抜粋:
****************************************

VFS:強化学習で長期目線が必要な行動を実現(1/2)

モデル

1.VFS:強化学習で長期目線が必要な行動を実現(1/2)まとめ

・強化学習の進歩によりロボットは複雑なタスクを実行できるようになった
・しかし、可能なのは短期目線タスクで長期目線が必要なタスクは困難
・VFSで長期目線を持たせると状態と行動の抽象化を学習可能になる

2.VFSとは?

以下、ai.googleblog.comより「Extracting Skill-Centric State Abstractions from Value Functions」の意訳です。元記事は2022年4月29日、Dhruv ShahさんとBrian Ichterさんによる投稿です。

アフォーダンス(affordance)の概念が久しぶりに出てきたので、何だったっけ?と思った方は以下を読んでおくことを推奨です。

視覚タスクで学習した重みをロボット操作タスクに転移学習する試み(1/3)

long horizonsを意識したアイキャッチ画像のクレジットはPhoto by 張 峻嘉 on Unsplash

ロボット工学のための強化学習(RL:Reinforcement Learning)の進歩により、ロボット・エージェントは、困難な環境においてますます複雑なタスクを実行することができるようになりました。最近の成果では、ロボットが服をたたむこと、ルービックキューブを器用に操作すること、物体を色で分類すること、複雑な環境を案内すること、困難な不整地を歩行することを学習できることが示されています。

****************************************

課題内容:
強化学習とVFSを扱った上の抜粋を、最後の文の直後から書き継いでください。

提供情報:
****************************************

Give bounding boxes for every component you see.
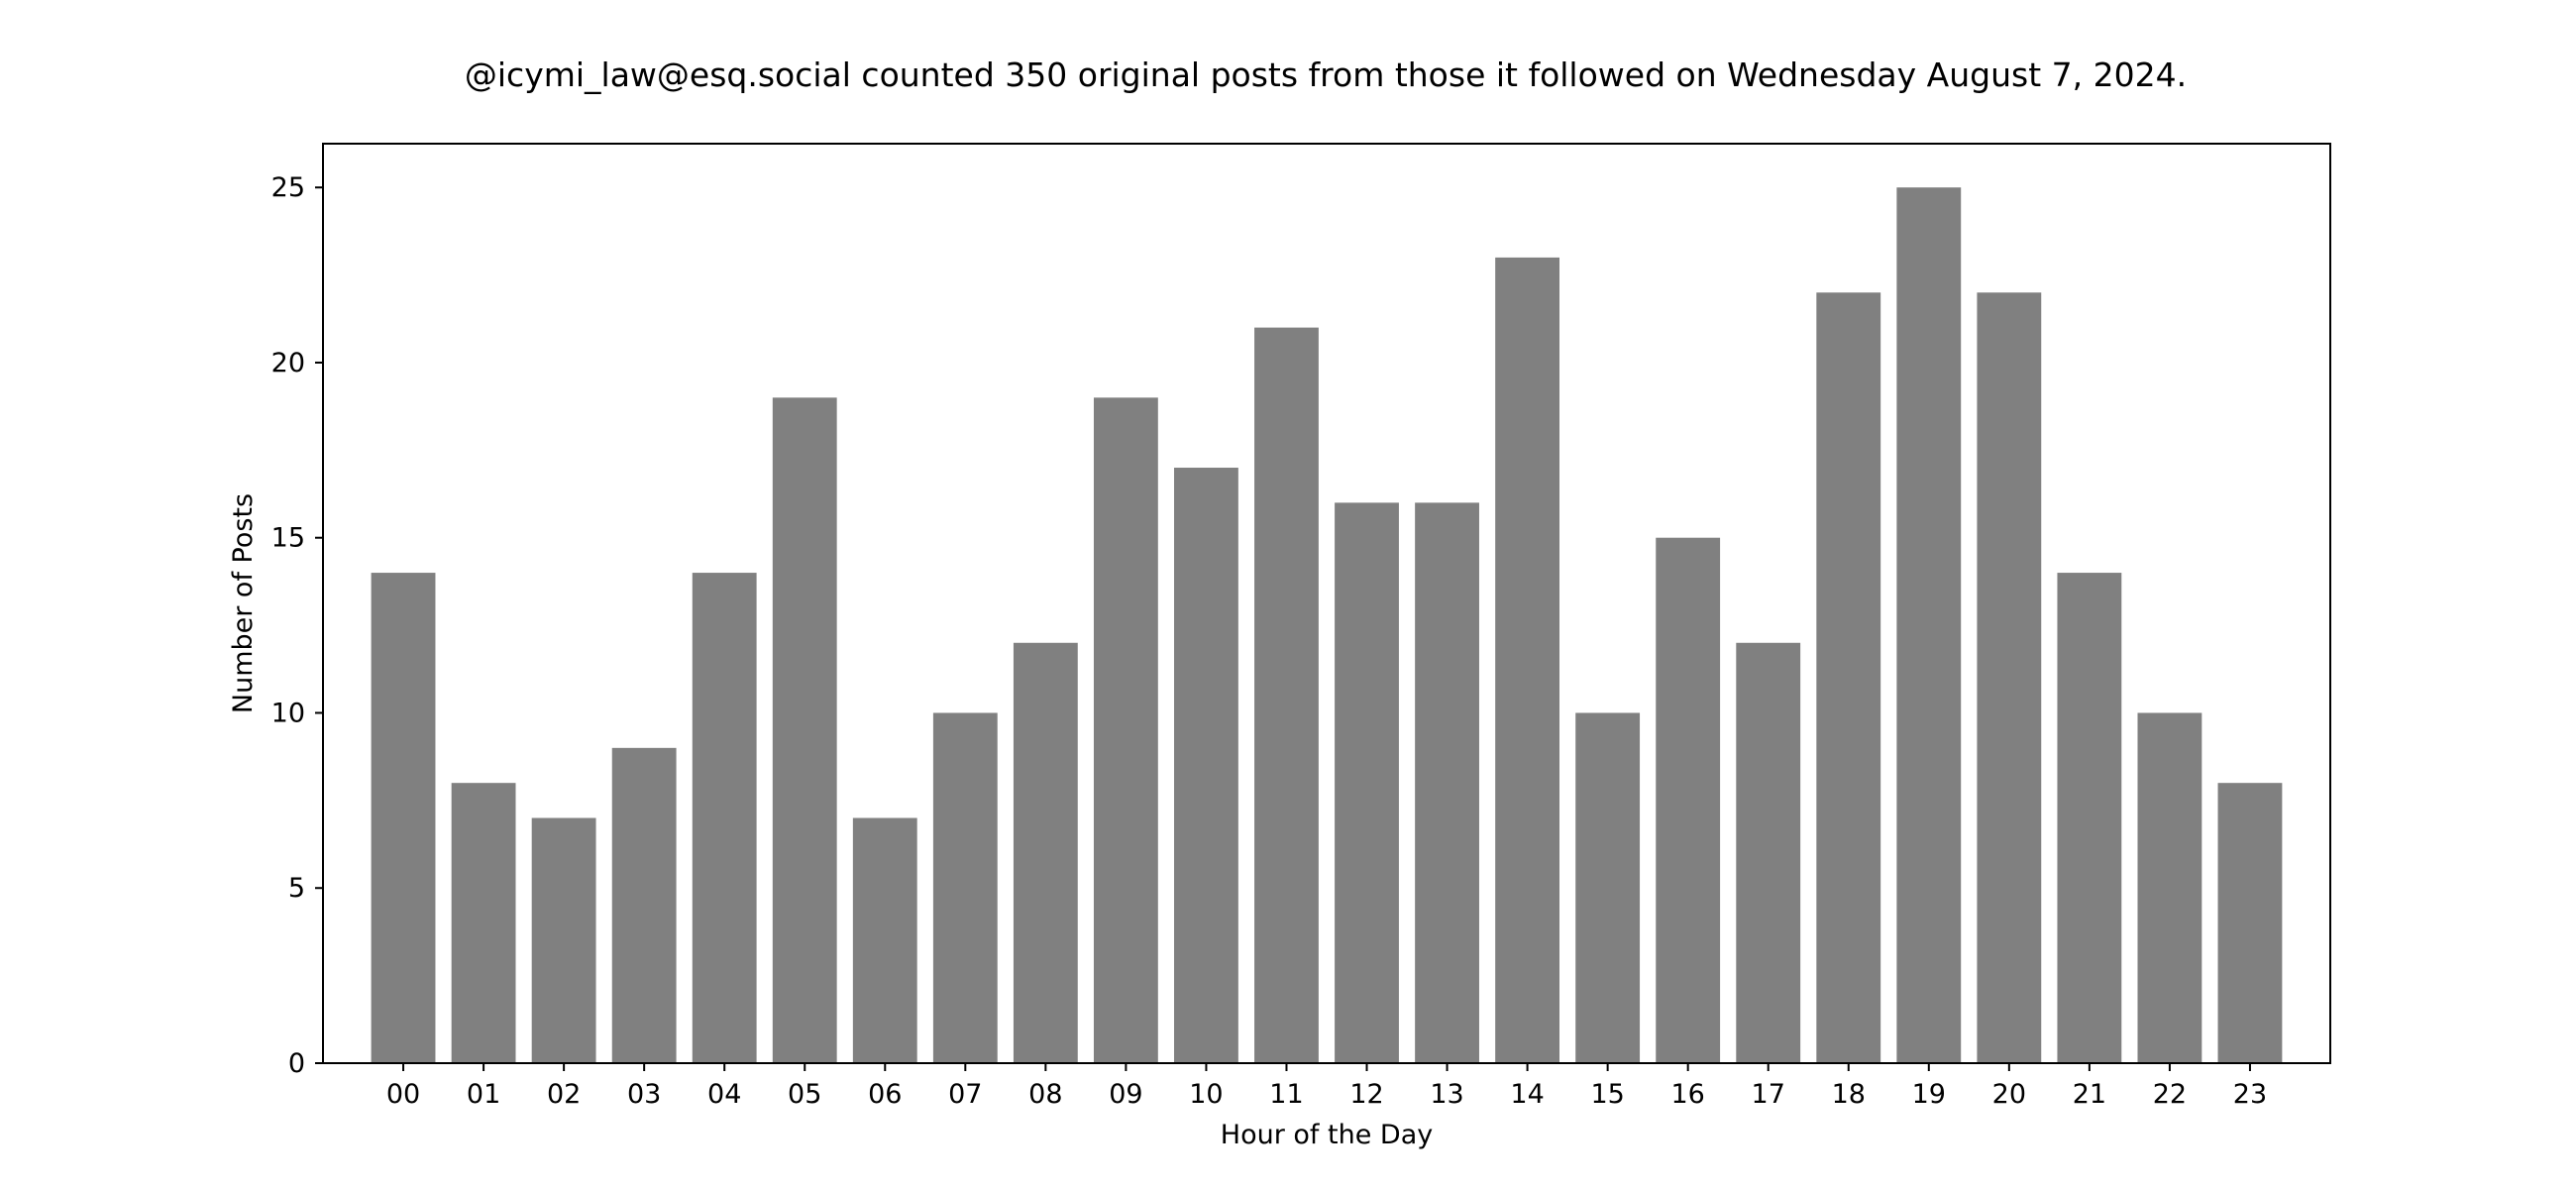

****************************************

解答出力:
しかし、これらのような「短期目線(short-horizon)」タスクは、長期的な計画をほとんど必要とせず、失敗のフィードバックがすぐに得られるため、実世界でロボットが直面する多くのタスクに比べて、比較的簡単に訓練することができます。しかし、このような短期目線のスキルを、抽象的で長期目線(long horizons)の実世界のタスクに拡張することは困難です。

例えば、物を拾って部屋の配置を変えることができるロボットはどのように訓練すればよいでしょうか?

階層型強化学習(HRL:Hierarchical Reinforcement Learning)はこの問題を解決するための一般的な手法で、様々な長期目線のRLタスクにおいて一定の成功を収めてきました。HRLは、低レベルスキルを階層的に積み重ねて行動を抽象化する手段を提供し、このような問題を解決することを目的としています。

しかし、高レベルの計画問題は、状態と行動の両方を抽象化することで、さらに単純化することができます。

例えば、ロボットが机の上の物を操作する卓上再配置タスクを考えてみましょう。

近年のRL、模倣学習、教師なしスキル発見などの進歩により、引き出しを開閉する、物を取る、置くなどの原始的な操作スキルのセットを得ることが可能です。しかし、ブロックを引き出しに入れるという単純なタスクでさえ、これらのスキルを連鎖させることは容易ではありません。

これは、

(i)長期目線の計画と推論に関する課題
(ii)風景の意味とアフォーダンスを解析しながら高次元の観察を扱うこと

の組み合わせに起因していると思われます。

つまり、いつ、どこで、どのようなスキルが使用できるのか、ということです。

ICLR 2022で発表された「Value Function Spaces: Skill-Centric State Abstractions for Long-Horizon Reasoning」では、長期目線に適した状態と行動の抽象化を学習する課題に取り組んでいます。

私達は、HRLにおける高レベルポリシーのための最小限の、しかし完全な特徴表現は「利用可能なスキルの性能」に依存する必要があると仮定しています。

私達は、スキルの価値関数(skill value functions)を用いてそのような特徴表現を得るための簡単なメカニズムを提示し、そのようなアプローチがモデルベースとモデルフリーRLの両方において長期目線の性能を向上させ、より良いゼロショット汎化を可能にすることを示します。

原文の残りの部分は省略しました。